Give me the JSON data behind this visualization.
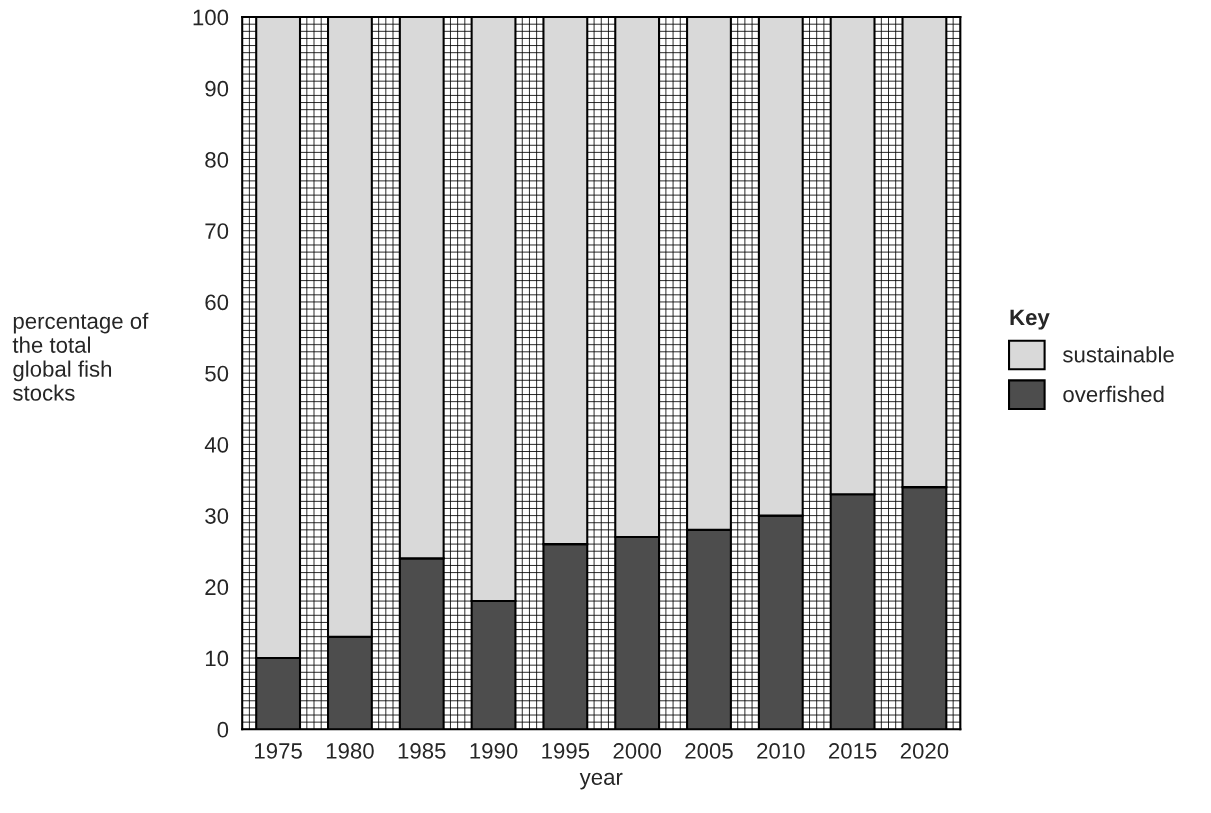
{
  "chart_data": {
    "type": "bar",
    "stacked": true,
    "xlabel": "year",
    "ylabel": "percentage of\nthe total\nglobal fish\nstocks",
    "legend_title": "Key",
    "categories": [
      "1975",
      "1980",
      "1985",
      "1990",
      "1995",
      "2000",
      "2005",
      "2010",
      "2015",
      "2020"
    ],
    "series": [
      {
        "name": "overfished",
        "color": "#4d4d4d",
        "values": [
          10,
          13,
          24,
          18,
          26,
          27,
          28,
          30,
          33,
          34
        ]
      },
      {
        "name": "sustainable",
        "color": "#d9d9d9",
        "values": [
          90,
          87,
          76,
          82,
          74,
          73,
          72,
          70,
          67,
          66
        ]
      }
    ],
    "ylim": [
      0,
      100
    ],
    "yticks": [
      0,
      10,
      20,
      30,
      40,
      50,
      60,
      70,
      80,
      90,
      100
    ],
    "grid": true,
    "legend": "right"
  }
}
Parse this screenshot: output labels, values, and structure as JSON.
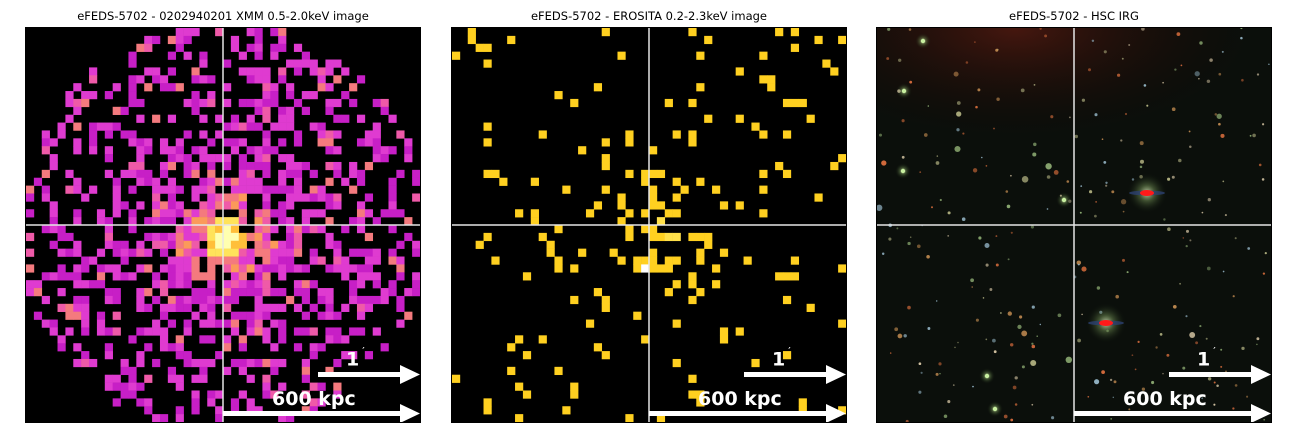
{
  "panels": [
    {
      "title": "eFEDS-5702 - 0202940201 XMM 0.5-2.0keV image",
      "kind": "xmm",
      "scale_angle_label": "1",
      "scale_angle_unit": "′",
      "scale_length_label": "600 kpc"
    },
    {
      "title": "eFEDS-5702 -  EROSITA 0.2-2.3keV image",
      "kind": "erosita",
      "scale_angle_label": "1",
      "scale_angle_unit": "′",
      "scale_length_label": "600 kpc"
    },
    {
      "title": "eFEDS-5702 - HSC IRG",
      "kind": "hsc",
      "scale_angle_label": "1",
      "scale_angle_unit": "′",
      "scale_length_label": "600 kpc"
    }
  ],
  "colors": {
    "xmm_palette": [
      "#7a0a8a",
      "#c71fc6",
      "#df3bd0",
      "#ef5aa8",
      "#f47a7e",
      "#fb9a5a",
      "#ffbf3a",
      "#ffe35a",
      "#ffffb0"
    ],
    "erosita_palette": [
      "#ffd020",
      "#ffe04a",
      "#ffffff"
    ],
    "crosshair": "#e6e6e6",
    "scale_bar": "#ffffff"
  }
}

====================

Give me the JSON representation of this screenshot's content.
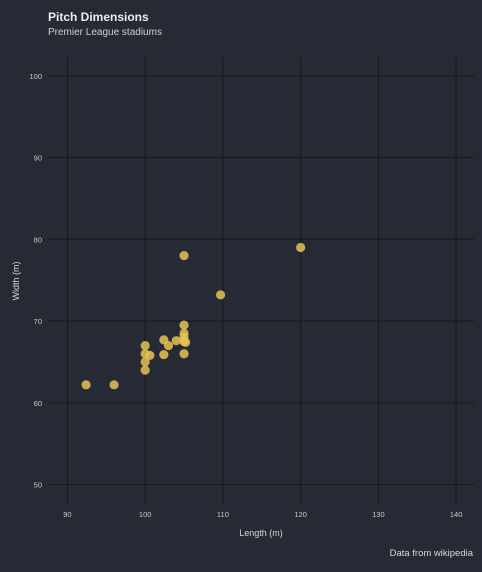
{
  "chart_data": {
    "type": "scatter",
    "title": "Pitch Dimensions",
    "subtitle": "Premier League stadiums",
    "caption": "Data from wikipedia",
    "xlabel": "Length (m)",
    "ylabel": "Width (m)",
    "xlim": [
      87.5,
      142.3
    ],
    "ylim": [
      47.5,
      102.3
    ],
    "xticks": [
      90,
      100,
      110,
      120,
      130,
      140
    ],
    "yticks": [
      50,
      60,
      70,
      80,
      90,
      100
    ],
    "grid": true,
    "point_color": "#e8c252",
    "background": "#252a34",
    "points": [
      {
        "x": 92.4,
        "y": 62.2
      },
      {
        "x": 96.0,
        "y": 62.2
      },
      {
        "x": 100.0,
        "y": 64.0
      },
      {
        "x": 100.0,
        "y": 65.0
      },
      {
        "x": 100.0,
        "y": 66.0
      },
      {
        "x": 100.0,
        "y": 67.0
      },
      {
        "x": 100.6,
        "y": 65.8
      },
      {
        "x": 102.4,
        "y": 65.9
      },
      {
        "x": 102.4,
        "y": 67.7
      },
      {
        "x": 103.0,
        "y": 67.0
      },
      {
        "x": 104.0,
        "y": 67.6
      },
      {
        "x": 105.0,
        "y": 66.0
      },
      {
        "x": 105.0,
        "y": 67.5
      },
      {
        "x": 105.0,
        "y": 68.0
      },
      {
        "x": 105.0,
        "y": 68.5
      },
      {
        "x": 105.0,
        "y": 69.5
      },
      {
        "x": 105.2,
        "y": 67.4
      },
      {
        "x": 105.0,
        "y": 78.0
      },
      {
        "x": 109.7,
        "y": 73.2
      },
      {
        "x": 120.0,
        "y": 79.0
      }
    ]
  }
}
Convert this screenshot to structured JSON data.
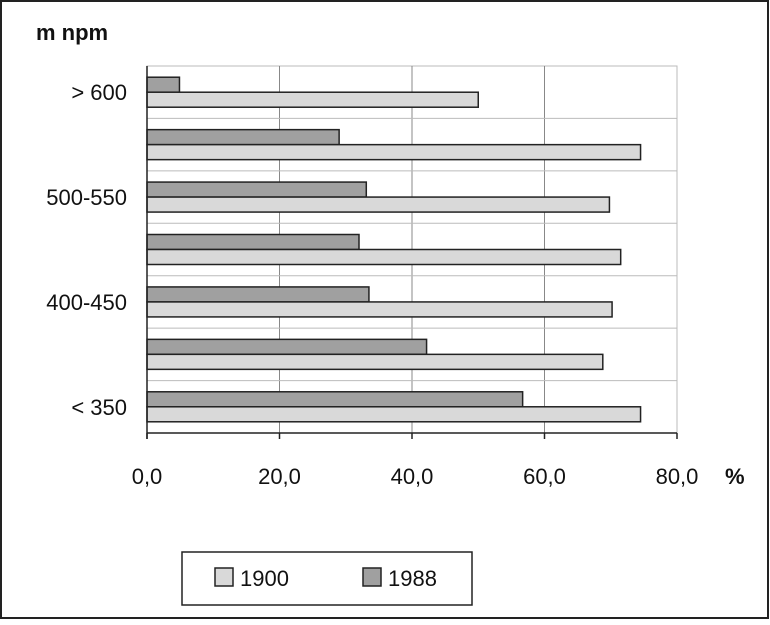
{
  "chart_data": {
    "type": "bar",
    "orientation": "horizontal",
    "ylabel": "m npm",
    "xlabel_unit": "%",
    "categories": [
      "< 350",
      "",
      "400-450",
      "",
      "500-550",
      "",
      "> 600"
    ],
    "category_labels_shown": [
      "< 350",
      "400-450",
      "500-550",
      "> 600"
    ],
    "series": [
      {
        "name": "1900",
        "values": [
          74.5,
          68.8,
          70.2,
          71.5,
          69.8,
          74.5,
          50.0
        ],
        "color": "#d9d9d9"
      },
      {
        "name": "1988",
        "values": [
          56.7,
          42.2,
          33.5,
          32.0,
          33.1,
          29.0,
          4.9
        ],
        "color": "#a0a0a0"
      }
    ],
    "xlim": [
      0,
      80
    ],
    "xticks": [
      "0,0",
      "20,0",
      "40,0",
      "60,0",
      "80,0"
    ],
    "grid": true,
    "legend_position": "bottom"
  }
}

====================

#### Task brief
Reply with nothing but the number of lines that contain the word "eFEDS".

#### Answer for this exercise
3